┌─ Provided material
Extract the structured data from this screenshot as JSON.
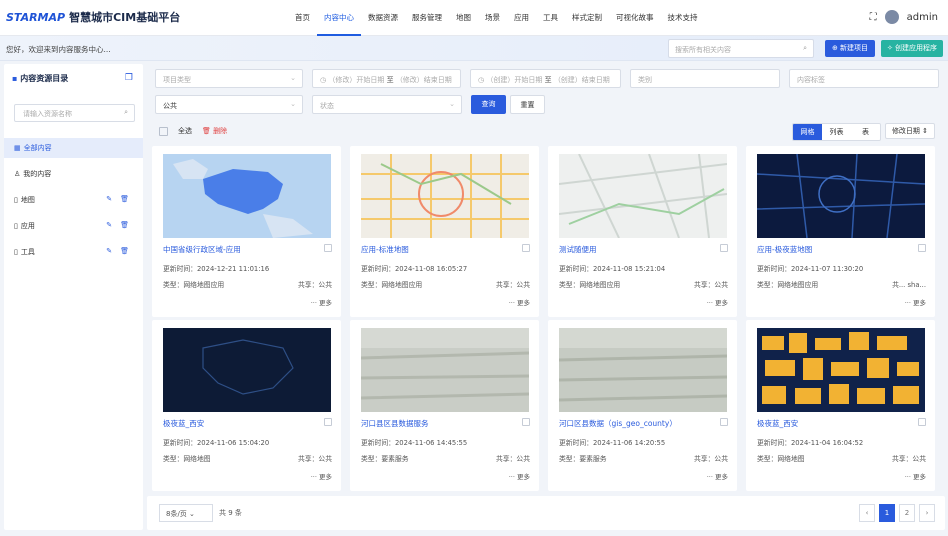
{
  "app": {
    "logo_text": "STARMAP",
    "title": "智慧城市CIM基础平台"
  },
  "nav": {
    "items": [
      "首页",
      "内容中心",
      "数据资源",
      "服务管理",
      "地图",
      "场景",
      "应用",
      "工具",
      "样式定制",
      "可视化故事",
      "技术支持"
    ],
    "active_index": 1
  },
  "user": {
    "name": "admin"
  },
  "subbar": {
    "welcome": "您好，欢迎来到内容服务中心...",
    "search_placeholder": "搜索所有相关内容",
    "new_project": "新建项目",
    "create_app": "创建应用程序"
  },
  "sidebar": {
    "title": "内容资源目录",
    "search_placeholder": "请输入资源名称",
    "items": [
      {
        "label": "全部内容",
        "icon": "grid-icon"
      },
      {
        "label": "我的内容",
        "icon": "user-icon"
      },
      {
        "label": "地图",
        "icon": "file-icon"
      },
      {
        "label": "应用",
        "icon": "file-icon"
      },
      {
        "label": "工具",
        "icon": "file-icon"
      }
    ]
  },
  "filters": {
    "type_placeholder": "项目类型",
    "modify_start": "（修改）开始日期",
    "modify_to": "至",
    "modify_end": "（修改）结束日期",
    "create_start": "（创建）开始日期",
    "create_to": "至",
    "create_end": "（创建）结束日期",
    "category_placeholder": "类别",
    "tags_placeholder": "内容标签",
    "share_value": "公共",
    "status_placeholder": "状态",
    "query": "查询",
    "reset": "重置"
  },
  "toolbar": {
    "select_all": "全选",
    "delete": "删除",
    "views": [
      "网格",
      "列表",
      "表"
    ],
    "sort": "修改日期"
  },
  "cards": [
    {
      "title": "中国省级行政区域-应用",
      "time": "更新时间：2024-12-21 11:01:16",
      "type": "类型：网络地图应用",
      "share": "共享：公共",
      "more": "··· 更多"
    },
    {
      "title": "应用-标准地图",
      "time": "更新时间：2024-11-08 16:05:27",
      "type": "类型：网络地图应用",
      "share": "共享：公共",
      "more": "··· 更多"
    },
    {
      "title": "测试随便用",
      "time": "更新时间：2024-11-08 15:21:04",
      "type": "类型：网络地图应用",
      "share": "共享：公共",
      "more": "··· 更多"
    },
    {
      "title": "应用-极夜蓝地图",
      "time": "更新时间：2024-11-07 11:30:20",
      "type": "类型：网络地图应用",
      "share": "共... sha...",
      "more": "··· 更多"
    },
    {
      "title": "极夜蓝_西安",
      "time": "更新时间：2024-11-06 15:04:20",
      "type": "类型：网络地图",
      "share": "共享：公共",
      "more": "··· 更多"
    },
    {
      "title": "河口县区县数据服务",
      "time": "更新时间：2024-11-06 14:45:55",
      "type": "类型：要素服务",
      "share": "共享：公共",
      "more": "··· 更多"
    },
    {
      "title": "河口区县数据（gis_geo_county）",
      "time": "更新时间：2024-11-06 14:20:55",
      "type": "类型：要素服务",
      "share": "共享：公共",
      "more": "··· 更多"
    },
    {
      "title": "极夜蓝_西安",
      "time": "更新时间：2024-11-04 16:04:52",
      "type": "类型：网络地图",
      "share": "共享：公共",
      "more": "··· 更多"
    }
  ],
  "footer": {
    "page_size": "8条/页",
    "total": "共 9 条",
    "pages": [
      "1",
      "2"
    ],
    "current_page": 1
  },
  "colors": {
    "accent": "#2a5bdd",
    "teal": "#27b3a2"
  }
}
└─
┌─ Provided material
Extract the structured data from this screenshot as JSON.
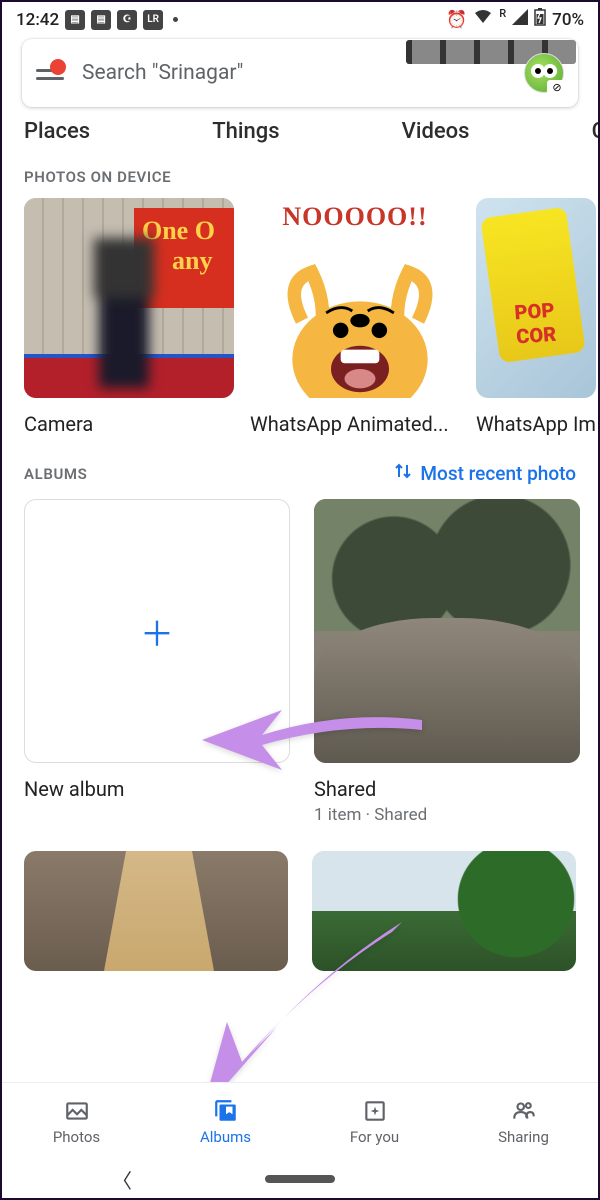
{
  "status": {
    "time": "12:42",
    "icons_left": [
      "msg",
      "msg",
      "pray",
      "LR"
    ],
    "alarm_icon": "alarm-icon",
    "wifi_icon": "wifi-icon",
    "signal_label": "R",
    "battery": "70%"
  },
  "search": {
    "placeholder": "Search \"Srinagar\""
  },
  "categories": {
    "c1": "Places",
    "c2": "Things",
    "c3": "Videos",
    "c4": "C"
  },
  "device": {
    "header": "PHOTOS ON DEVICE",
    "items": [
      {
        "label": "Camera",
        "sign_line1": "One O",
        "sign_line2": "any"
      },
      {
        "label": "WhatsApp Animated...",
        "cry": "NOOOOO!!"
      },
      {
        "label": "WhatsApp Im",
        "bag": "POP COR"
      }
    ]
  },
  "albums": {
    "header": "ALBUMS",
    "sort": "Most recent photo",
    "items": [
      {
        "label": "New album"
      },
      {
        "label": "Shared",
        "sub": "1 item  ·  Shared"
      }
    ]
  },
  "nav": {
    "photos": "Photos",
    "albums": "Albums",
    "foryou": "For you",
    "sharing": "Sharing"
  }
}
└─
┌─ Provided material
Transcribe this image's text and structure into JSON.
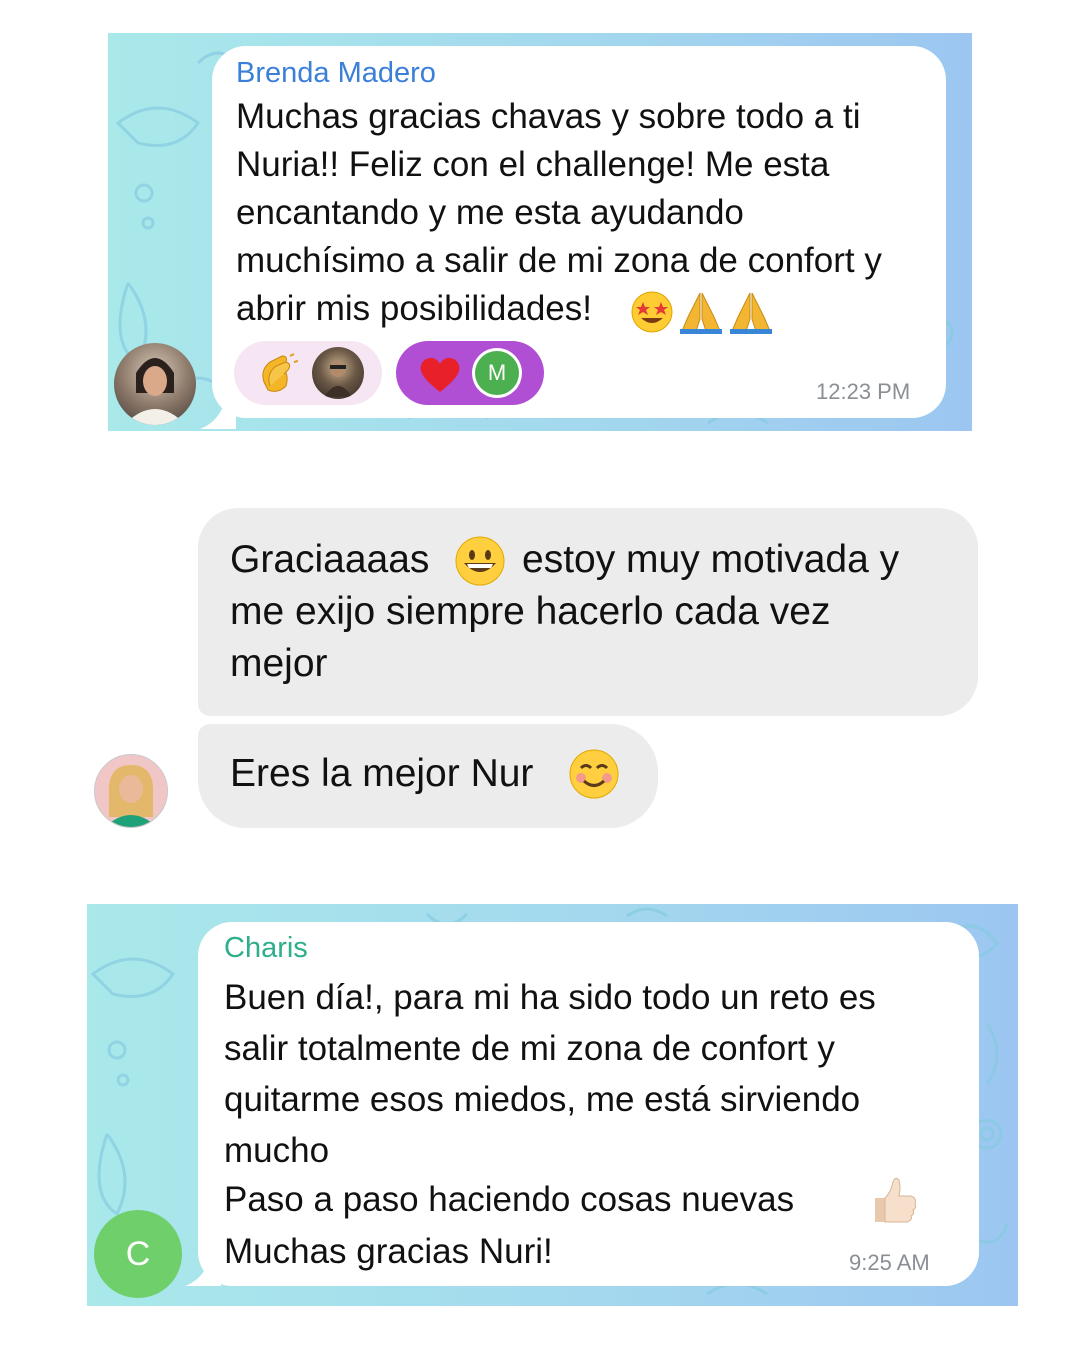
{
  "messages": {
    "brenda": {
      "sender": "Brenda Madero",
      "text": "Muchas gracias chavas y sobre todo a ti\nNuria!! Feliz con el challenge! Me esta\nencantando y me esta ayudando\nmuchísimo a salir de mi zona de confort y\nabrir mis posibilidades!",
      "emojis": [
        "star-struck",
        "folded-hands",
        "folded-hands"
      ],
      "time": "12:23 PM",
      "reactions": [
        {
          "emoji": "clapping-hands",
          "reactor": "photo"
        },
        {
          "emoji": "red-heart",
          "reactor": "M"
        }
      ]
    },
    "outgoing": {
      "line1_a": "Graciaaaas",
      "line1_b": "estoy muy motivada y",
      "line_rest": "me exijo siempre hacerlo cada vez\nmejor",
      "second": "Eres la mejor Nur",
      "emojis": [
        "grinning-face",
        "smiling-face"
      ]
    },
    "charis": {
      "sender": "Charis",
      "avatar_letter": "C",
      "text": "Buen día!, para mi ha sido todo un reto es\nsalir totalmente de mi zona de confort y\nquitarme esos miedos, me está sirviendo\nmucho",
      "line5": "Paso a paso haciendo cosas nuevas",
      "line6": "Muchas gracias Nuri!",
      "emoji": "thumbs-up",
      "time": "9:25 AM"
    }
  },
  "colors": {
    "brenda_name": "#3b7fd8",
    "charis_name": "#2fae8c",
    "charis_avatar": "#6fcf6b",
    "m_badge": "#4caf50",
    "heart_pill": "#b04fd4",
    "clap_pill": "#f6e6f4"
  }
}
└─
Given request: Tally the lines of the listing that include "confort". Reply with nothing but the count.

Completed task: 2